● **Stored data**
-=-=-
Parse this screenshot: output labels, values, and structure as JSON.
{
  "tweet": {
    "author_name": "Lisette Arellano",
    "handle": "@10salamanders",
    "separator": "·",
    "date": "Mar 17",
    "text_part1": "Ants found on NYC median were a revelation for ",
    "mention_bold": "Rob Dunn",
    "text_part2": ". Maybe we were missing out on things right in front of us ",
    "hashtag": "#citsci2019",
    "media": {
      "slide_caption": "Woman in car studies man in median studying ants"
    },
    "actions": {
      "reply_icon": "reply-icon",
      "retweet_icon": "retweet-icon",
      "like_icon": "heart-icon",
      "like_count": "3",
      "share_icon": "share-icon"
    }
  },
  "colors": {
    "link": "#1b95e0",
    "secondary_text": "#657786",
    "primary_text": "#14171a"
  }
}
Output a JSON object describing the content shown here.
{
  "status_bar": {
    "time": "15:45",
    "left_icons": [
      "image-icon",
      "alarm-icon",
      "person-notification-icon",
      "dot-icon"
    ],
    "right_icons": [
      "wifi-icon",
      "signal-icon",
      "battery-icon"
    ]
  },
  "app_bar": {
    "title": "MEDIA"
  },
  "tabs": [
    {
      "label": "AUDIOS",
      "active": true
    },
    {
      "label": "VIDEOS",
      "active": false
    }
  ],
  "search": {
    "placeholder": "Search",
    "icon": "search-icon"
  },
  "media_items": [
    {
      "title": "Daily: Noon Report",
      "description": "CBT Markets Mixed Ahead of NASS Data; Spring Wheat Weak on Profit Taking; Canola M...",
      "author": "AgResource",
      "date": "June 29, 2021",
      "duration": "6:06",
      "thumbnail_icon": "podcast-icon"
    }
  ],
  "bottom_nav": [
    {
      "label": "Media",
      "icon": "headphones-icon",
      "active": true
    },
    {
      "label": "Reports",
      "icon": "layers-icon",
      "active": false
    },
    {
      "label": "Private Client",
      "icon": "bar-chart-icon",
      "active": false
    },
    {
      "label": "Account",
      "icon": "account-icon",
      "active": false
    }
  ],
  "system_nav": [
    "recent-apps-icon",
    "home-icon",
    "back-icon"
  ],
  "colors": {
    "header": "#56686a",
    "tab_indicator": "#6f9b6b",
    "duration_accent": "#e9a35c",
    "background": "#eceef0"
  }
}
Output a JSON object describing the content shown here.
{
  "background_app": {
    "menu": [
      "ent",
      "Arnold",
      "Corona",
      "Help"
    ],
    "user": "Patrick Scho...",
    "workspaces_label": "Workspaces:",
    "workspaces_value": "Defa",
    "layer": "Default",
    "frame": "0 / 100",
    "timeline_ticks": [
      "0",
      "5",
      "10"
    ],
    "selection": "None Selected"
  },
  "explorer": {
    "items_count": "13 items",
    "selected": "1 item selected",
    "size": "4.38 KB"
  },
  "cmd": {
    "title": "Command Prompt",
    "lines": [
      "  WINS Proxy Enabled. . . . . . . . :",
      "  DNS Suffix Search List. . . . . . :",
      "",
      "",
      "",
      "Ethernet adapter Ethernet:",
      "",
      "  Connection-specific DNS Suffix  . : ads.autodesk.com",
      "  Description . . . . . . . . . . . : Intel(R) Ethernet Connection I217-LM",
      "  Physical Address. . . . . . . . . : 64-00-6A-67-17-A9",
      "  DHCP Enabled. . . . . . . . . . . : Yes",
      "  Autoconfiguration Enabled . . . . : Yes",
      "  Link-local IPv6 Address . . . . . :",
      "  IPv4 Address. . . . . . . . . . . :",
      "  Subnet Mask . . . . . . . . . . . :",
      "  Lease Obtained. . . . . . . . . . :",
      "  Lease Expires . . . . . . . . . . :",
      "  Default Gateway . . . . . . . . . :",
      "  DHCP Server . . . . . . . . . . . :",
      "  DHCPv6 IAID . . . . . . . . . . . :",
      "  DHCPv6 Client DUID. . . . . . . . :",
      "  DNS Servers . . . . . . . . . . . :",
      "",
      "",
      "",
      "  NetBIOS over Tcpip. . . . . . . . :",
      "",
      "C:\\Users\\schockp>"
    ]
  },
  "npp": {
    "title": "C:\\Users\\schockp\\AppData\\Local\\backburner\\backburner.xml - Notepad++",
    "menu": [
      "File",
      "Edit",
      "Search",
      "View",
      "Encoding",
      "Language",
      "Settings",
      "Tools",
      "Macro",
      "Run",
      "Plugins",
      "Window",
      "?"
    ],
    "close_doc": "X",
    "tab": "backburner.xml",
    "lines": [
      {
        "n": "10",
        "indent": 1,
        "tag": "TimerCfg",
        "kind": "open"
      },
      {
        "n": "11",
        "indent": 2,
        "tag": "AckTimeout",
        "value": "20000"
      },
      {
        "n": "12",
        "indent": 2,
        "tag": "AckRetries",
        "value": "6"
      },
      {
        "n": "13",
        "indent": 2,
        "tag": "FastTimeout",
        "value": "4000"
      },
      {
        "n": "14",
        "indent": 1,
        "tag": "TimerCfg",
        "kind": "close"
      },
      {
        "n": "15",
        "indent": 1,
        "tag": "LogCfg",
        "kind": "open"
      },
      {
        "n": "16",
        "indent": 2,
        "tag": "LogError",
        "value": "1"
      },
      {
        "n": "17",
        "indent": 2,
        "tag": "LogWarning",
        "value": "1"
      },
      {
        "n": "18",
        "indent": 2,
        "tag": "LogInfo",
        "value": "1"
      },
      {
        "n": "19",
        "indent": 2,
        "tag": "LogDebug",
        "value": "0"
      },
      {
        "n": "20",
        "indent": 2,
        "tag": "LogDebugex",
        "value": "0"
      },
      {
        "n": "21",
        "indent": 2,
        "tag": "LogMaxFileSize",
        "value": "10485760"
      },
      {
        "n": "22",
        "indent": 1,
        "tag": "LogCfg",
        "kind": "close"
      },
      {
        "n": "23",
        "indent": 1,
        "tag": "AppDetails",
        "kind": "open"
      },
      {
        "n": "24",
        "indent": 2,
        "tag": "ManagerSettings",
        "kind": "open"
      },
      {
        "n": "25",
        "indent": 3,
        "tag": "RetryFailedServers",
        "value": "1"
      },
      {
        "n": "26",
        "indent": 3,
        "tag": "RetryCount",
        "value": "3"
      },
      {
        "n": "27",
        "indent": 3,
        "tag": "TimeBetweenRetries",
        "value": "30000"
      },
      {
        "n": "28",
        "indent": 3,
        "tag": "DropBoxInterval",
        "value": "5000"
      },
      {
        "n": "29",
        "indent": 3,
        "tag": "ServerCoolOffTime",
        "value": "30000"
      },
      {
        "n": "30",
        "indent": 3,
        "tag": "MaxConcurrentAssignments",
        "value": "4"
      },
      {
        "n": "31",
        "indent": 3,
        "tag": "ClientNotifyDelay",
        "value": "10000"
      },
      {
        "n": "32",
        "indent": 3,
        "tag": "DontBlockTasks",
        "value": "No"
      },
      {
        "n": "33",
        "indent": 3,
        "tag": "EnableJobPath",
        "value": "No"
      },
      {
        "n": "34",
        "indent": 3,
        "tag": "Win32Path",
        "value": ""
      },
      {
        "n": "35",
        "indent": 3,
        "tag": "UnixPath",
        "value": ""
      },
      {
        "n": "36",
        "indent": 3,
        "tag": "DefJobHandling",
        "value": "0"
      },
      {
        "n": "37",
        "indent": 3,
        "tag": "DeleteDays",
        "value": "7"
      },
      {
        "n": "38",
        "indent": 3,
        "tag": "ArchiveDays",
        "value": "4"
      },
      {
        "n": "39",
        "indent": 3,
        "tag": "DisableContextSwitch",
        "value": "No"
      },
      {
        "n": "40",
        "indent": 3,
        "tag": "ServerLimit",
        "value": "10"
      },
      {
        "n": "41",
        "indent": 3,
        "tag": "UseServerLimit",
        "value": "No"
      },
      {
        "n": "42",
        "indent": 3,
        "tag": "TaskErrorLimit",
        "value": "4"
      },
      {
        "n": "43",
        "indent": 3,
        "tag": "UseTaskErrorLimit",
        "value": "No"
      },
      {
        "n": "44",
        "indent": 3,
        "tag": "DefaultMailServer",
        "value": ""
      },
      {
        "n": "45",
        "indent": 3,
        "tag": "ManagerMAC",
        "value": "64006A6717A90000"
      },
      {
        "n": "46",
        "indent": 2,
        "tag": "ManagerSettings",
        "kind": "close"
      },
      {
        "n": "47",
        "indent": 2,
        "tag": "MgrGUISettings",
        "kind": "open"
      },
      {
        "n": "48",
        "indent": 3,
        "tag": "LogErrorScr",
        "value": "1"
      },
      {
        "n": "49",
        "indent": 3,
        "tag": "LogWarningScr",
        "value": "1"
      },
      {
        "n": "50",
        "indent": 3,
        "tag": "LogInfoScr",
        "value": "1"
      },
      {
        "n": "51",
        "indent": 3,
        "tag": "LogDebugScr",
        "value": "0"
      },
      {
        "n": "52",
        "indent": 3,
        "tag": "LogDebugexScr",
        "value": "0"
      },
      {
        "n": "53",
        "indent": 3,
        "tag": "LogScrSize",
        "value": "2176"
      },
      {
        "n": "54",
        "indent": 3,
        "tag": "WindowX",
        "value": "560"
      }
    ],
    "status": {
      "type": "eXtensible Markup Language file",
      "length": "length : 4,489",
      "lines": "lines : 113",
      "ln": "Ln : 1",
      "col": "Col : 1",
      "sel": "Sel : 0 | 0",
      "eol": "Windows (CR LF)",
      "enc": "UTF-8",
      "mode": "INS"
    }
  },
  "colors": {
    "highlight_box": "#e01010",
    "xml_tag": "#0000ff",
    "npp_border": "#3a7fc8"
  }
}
-=-=-
● **Your task**
Scan the listing above. Collect all lines with the word "title".

● **Result of the task**
    "title": "MEDIA"
      "title": "Daily: Noon Report",
    "title": "Command Prompt",
    "title": "C:\\Users\\schockp\\AppData\\Local\\backburner\\backburner.xml - Notepad++",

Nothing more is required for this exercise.